# Task objective
In the entries below, find every line with "color" and copy it.

++++ Records provided ++++

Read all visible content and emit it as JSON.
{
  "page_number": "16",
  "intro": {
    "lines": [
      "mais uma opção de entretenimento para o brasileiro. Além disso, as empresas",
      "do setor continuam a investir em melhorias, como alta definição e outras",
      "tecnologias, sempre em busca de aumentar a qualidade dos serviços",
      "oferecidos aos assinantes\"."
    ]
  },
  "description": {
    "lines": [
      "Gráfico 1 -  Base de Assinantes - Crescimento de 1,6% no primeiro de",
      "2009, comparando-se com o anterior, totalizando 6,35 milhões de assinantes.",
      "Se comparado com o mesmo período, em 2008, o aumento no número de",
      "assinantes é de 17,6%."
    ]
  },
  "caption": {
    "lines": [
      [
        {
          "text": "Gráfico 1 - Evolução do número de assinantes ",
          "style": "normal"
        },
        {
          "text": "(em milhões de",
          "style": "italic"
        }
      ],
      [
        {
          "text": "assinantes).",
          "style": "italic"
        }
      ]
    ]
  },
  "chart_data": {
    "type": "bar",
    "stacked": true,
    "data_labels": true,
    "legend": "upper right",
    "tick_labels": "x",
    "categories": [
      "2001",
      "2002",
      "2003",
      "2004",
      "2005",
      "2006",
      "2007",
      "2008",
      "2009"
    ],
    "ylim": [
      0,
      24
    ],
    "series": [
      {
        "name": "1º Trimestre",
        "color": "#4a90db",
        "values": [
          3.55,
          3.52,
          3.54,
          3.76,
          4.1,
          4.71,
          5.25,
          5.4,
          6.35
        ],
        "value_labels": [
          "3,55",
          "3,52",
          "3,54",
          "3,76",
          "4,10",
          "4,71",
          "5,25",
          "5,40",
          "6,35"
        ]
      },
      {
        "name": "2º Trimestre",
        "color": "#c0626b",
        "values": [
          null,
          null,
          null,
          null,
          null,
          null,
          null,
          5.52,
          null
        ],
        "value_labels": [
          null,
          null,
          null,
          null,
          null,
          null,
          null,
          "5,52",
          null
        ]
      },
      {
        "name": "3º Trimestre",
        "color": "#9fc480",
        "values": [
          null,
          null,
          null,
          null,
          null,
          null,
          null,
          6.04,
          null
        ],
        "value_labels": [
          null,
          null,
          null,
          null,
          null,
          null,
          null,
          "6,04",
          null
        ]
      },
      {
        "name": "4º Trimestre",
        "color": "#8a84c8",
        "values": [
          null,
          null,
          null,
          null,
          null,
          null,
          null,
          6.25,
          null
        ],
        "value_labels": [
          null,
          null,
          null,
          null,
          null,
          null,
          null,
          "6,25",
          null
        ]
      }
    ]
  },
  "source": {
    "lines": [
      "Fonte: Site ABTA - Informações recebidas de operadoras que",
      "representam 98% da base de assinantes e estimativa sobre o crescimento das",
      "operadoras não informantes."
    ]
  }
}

++++

# Result
        "color": "#4a90db",
        "color": "#c0626b",
        "color": "#9fc480",
        "color": "#8a84c8",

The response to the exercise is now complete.